TASK -
Images embedded in the records are excluded; print everything else exactly as given.

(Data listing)
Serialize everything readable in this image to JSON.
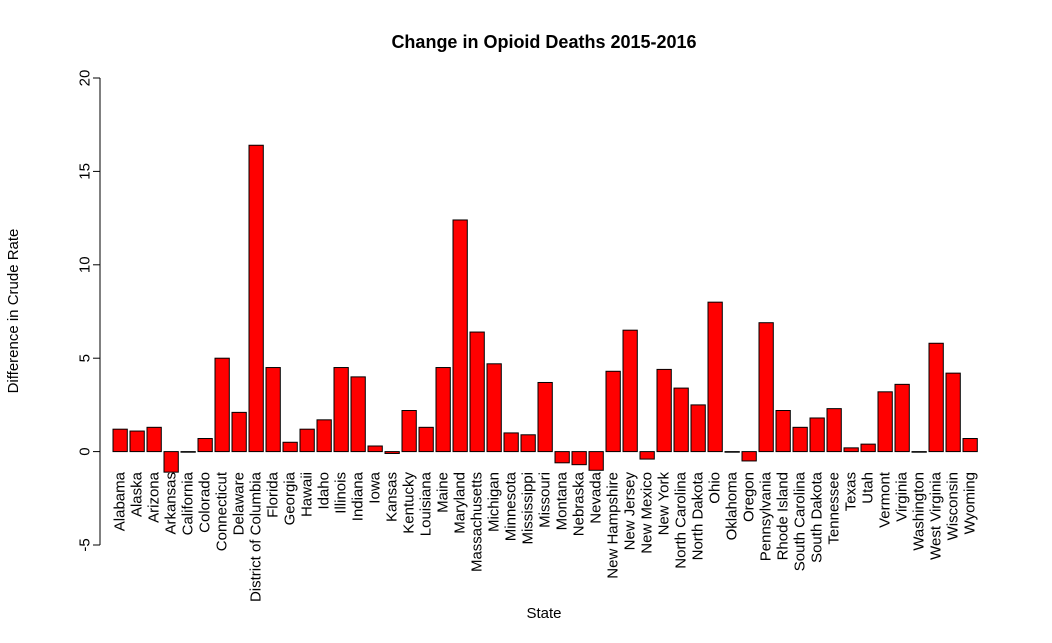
{
  "chart_data": {
    "type": "bar",
    "title": "Change in Opioid Deaths 2015-2016",
    "xlabel": "State",
    "ylabel": "Difference in Crude Rate",
    "ylim": [
      -5,
      20
    ],
    "yticks": [
      -5,
      0,
      5,
      10,
      15,
      20
    ],
    "bar_color": "#ff0000",
    "grid": false,
    "legend": "none",
    "categories": [
      "Alabama",
      "Alaska",
      "Arizona",
      "Arkansas",
      "California",
      "Colorado",
      "Connecticut",
      "Delaware",
      "District of Columbia",
      "Florida",
      "Georgia",
      "Hawaii",
      "Idaho",
      "Illinois",
      "Indiana",
      "Iowa",
      "Kansas",
      "Kentucky",
      "Louisiana",
      "Maine",
      "Maryland",
      "Massachusetts",
      "Michigan",
      "Minnesota",
      "Mississippi",
      "Missouri",
      "Montana",
      "Nebraska",
      "Nevada",
      "New Hampshire",
      "New Jersey",
      "New Mexico",
      "New York",
      "North Carolina",
      "North Dakota",
      "Ohio",
      "Oklahoma",
      "Oregon",
      "Pennsylvania",
      "Rhode Island",
      "South Carolina",
      "South Dakota",
      "Tennessee",
      "Texas",
      "Utah",
      "Vermont",
      "Virginia",
      "Washington",
      "West Virginia",
      "Wisconsin",
      "Wyoming"
    ],
    "values": [
      1.2,
      1.1,
      1.3,
      -1.1,
      0.0,
      0.7,
      5.0,
      2.1,
      16.4,
      4.5,
      0.5,
      1.2,
      1.7,
      4.5,
      4.0,
      0.3,
      -0.1,
      2.2,
      1.3,
      4.5,
      12.4,
      6.4,
      4.7,
      1.0,
      0.9,
      3.7,
      -0.6,
      -0.7,
      -1.0,
      4.3,
      6.5,
      -0.4,
      4.4,
      3.4,
      2.5,
      8.0,
      0.0,
      -0.5,
      6.9,
      2.2,
      1.3,
      1.8,
      2.3,
      0.2,
      0.4,
      3.2,
      3.6,
      0.0,
      5.8,
      4.2,
      0.7
    ]
  }
}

RESPONSE BELOW -
Serialize everything readable in this image to JSON.
{
  "chart_data": {
    "type": "bar",
    "title": "Change in Opioid Deaths 2015-2016",
    "xlabel": "State",
    "ylabel": "Difference in Crude Rate",
    "ylim": [
      -5,
      20
    ],
    "yticks": [
      -5,
      0,
      5,
      10,
      15,
      20
    ],
    "bar_color": "#ff0000",
    "grid": false,
    "legend": "none",
    "categories": [
      "Alabama",
      "Alaska",
      "Arizona",
      "Arkansas",
      "California",
      "Colorado",
      "Connecticut",
      "Delaware",
      "District of Columbia",
      "Florida",
      "Georgia",
      "Hawaii",
      "Idaho",
      "Illinois",
      "Indiana",
      "Iowa",
      "Kansas",
      "Kentucky",
      "Louisiana",
      "Maine",
      "Maryland",
      "Massachusetts",
      "Michigan",
      "Minnesota",
      "Mississippi",
      "Missouri",
      "Montana",
      "Nebraska",
      "Nevada",
      "New Hampshire",
      "New Jersey",
      "New Mexico",
      "New York",
      "North Carolina",
      "North Dakota",
      "Ohio",
      "Oklahoma",
      "Oregon",
      "Pennsylvania",
      "Rhode Island",
      "South Carolina",
      "South Dakota",
      "Tennessee",
      "Texas",
      "Utah",
      "Vermont",
      "Virginia",
      "Washington",
      "West Virginia",
      "Wisconsin",
      "Wyoming"
    ],
    "values": [
      1.2,
      1.1,
      1.3,
      -1.1,
      0.0,
      0.7,
      5.0,
      2.1,
      16.4,
      4.5,
      0.5,
      1.2,
      1.7,
      4.5,
      4.0,
      0.3,
      -0.1,
      2.2,
      1.3,
      4.5,
      12.4,
      6.4,
      4.7,
      1.0,
      0.9,
      3.7,
      -0.6,
      -0.7,
      -1.0,
      4.3,
      6.5,
      -0.4,
      4.4,
      3.4,
      2.5,
      8.0,
      0.0,
      -0.5,
      6.9,
      2.2,
      1.3,
      1.8,
      2.3,
      0.2,
      0.4,
      3.2,
      3.6,
      0.0,
      5.8,
      4.2,
      0.7
    ]
  }
}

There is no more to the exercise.